> **Aim**: Copy all lines in which the word "with" can be found.

Rows from a dataset
···
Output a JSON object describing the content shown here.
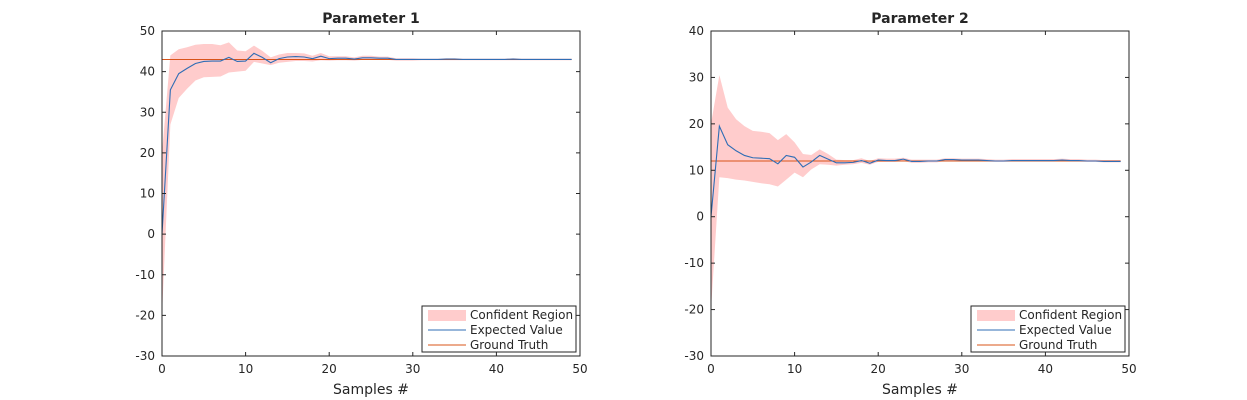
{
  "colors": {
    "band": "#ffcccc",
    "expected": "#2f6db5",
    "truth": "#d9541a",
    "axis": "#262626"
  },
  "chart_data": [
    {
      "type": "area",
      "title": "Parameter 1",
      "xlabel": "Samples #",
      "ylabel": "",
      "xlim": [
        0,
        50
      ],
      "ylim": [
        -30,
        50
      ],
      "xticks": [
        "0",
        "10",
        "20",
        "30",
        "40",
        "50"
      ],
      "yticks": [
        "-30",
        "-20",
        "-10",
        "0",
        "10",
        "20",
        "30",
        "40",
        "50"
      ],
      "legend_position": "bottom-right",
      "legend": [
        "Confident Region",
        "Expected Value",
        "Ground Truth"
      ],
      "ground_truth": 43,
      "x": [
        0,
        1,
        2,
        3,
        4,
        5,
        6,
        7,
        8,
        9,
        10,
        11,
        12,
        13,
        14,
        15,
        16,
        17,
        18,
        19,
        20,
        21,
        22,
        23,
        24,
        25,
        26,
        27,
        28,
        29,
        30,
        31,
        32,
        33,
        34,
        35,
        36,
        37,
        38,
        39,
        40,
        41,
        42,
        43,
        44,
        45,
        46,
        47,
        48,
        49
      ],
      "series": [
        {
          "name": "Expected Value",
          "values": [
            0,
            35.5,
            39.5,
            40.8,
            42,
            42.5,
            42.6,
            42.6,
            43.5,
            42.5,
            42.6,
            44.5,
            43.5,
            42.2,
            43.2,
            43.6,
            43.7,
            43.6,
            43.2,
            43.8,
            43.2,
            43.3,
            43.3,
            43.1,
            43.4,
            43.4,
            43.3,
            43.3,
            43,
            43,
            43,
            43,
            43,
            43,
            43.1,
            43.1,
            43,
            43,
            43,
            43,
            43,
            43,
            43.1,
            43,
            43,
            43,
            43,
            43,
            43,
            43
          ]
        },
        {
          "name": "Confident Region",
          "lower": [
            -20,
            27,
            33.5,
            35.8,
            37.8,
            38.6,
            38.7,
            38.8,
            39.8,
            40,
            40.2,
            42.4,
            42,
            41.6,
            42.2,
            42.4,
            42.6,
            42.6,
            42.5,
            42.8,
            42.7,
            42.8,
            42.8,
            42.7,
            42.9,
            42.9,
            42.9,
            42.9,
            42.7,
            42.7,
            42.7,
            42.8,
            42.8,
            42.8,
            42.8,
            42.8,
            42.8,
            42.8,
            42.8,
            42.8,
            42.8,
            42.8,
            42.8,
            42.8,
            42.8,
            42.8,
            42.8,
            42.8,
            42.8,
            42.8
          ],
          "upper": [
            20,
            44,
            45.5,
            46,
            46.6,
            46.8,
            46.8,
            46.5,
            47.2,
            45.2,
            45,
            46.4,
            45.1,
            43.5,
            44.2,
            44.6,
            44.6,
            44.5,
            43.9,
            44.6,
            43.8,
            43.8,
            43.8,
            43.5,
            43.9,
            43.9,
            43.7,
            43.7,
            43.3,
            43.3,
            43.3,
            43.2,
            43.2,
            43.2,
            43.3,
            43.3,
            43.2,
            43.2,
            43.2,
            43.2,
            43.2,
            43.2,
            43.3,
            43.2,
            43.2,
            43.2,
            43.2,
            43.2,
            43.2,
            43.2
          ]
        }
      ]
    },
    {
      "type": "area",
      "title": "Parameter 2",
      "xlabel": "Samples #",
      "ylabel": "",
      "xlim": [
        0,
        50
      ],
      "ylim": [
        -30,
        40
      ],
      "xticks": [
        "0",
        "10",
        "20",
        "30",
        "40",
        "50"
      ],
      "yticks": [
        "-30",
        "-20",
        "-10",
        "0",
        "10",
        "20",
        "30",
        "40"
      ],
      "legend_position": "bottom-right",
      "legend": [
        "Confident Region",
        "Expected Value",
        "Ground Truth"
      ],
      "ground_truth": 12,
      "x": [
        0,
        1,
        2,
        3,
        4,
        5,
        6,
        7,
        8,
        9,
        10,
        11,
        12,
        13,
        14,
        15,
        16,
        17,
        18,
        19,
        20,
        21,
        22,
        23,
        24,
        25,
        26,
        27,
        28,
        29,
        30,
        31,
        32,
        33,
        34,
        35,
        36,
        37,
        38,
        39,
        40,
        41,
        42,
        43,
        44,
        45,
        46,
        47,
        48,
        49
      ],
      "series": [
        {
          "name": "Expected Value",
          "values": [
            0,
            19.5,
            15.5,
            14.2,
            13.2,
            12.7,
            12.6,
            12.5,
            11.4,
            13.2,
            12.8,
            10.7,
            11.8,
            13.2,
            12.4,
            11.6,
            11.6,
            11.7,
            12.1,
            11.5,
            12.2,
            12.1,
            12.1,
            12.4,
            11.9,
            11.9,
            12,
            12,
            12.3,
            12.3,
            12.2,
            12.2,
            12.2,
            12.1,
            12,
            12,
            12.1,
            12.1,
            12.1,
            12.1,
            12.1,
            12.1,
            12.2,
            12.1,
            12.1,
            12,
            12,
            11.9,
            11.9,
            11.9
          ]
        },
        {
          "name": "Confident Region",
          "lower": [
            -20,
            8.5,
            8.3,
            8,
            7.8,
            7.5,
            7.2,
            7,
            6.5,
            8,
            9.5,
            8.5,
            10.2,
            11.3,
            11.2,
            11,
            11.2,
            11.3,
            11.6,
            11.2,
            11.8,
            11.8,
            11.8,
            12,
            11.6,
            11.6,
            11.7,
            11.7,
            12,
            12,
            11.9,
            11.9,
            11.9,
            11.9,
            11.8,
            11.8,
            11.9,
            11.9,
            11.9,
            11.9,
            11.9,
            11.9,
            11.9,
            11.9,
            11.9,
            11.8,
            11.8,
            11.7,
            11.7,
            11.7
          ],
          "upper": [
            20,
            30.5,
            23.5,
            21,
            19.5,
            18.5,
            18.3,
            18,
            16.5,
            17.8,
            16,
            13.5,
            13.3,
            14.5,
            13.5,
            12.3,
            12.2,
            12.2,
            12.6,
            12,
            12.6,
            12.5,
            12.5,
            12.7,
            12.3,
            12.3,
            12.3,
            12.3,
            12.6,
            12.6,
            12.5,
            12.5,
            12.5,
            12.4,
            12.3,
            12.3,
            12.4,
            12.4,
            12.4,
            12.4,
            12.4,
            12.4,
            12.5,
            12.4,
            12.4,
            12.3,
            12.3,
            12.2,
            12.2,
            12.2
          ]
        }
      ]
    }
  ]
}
···
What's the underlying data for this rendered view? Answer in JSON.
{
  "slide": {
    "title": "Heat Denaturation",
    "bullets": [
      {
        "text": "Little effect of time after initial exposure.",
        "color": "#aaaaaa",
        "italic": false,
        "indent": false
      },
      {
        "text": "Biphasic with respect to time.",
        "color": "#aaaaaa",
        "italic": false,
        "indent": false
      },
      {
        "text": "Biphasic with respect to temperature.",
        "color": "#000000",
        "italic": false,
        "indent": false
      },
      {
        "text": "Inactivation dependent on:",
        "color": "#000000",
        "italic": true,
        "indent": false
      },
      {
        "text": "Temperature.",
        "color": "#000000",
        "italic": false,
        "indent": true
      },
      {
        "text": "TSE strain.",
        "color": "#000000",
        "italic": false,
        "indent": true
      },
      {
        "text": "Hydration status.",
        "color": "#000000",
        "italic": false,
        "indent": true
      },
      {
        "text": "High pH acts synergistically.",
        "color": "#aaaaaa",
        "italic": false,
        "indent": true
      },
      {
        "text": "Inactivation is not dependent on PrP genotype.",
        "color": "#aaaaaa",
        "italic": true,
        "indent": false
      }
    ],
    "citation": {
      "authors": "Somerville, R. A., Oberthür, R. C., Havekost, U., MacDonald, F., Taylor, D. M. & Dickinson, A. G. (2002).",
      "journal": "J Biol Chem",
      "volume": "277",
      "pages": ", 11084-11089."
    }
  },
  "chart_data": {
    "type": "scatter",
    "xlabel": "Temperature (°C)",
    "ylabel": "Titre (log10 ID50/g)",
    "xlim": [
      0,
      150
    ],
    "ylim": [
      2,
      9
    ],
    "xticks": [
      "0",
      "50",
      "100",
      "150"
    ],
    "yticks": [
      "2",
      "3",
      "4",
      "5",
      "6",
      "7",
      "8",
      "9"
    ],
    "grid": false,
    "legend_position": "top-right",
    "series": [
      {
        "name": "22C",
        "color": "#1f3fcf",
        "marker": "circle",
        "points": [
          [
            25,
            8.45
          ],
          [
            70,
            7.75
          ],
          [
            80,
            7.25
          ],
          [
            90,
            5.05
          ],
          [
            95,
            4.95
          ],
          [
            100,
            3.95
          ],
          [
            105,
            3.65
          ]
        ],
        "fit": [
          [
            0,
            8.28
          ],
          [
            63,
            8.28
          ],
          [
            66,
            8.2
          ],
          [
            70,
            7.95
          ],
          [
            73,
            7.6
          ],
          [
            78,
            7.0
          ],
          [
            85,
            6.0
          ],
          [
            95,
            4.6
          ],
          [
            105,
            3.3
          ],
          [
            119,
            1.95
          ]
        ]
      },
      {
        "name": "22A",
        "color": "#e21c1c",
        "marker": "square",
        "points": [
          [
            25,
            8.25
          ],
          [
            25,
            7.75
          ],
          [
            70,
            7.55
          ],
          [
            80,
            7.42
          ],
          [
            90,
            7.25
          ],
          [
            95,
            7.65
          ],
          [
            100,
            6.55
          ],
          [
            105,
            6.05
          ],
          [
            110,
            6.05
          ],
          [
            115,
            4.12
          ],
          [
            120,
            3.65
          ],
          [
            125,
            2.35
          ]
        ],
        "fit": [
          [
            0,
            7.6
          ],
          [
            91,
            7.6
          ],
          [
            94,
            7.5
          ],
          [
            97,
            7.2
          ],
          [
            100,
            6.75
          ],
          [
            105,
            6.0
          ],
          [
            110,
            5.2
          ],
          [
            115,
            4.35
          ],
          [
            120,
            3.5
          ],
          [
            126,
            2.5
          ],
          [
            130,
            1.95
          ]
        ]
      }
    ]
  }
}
···
> **Response to the task**:
        "text": "Biphasic with respect to time.",
        "text": "Biphasic with respect to temperature.",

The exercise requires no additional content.